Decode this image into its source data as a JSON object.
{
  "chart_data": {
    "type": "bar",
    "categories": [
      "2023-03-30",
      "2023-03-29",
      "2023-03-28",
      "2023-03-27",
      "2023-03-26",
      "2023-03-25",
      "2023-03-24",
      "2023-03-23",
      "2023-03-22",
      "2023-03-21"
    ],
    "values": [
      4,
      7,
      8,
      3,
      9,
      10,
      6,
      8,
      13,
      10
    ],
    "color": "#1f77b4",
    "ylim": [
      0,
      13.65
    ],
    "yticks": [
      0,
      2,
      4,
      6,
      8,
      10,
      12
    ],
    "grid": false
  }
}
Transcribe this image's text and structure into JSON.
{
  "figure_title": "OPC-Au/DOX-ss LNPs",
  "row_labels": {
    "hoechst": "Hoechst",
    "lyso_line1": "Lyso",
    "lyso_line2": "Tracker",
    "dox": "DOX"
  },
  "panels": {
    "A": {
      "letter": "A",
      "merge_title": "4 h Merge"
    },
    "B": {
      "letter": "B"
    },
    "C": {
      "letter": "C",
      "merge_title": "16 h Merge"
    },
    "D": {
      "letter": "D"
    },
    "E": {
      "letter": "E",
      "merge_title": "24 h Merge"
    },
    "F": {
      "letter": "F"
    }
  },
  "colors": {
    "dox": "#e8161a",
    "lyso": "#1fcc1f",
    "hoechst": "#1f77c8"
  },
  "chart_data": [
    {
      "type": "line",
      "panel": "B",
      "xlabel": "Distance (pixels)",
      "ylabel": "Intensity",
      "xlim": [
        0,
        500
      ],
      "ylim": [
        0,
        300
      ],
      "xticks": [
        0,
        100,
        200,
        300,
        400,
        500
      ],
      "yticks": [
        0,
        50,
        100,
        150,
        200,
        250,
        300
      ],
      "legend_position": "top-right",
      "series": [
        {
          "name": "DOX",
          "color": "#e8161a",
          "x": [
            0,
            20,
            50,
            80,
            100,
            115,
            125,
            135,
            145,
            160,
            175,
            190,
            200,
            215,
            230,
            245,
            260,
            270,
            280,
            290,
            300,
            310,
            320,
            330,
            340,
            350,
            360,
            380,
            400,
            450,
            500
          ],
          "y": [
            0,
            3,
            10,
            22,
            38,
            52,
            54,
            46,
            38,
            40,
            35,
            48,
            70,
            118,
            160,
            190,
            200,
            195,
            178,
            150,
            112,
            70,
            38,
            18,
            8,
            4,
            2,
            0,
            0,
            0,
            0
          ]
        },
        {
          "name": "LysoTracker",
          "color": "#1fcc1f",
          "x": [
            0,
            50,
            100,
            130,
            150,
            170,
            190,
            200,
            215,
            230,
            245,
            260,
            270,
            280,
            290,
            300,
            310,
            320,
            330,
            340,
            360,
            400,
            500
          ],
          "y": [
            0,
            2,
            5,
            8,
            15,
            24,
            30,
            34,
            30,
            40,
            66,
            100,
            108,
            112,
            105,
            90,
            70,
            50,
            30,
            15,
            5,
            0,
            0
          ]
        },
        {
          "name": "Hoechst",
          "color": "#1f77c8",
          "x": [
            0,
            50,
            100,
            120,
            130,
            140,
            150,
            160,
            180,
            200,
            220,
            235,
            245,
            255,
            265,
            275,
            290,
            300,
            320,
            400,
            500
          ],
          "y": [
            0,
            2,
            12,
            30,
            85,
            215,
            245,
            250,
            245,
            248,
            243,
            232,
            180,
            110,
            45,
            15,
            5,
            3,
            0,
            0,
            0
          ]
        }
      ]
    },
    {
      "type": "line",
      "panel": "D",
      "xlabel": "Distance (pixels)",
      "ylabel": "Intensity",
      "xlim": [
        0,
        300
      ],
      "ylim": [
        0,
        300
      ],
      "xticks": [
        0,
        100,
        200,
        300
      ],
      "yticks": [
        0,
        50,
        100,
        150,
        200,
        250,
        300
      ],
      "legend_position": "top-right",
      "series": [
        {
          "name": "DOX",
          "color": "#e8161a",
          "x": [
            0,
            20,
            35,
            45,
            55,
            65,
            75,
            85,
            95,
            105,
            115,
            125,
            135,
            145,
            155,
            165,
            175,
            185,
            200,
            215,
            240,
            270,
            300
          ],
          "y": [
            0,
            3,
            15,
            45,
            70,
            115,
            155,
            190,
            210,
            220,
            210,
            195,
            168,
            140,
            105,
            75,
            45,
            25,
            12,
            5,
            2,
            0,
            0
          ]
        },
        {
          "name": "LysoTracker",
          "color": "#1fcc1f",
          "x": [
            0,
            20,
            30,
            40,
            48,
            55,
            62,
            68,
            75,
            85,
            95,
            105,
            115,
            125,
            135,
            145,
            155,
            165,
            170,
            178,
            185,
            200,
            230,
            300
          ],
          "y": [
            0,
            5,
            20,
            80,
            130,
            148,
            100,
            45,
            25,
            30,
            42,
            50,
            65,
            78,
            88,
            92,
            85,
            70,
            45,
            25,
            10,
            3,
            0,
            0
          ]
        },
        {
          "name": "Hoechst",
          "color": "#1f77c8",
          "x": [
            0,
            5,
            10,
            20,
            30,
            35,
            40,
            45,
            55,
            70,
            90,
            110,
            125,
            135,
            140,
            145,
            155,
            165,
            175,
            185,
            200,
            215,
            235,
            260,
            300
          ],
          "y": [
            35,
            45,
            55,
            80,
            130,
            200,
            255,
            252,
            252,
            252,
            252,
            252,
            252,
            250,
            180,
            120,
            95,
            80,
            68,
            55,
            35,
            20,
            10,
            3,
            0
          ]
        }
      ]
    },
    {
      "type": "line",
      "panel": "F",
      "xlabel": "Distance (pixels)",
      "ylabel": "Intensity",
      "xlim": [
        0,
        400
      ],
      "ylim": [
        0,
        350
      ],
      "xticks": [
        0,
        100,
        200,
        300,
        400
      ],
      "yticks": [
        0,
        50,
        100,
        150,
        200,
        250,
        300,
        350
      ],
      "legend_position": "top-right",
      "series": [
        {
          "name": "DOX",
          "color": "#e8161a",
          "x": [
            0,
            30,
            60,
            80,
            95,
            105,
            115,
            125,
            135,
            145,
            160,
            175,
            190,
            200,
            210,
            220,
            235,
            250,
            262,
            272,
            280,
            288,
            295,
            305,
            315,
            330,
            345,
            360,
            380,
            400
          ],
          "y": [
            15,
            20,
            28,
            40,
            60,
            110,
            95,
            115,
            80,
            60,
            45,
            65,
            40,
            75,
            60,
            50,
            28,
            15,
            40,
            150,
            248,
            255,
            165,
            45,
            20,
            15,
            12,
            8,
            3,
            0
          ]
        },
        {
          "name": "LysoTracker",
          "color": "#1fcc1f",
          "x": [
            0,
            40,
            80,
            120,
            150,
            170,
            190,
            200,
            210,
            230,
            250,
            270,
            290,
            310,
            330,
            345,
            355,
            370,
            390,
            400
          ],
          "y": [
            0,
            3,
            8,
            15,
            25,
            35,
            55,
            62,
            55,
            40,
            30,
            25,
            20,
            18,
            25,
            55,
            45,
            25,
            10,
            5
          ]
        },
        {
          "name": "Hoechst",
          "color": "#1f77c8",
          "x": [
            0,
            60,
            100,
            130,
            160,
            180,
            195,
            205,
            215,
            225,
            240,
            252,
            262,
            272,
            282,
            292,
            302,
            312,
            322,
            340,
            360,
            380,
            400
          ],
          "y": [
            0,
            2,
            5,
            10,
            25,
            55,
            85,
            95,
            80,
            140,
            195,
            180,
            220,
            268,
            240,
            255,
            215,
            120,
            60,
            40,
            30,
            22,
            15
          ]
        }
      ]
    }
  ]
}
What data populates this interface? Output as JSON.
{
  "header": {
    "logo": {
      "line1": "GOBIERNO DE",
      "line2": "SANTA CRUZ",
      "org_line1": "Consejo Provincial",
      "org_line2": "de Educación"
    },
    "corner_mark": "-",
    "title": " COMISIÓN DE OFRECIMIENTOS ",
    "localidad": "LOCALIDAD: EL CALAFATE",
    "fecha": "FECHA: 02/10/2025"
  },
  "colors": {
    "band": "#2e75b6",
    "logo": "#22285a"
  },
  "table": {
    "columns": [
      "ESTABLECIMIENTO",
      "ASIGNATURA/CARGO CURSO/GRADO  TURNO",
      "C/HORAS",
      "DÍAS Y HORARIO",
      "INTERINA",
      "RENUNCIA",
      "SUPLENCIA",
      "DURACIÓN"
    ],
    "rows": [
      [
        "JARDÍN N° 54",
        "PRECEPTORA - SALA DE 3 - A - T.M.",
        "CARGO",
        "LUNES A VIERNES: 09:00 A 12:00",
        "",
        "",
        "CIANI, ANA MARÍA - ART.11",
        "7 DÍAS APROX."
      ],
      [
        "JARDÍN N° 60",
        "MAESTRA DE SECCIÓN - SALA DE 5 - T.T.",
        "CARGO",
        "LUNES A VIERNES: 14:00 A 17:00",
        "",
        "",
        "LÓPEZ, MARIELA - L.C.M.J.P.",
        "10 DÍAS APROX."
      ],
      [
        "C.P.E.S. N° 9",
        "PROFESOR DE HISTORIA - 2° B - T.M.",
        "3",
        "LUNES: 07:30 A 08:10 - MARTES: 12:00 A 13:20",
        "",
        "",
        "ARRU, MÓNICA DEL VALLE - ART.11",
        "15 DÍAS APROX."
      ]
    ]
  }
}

Job:
Collect each line holding the string "Merge".

Right answer:
      "merge_title": "4 h Merge"
      "merge_title": "16 h Merge"
      "merge_title": "24 h Merge"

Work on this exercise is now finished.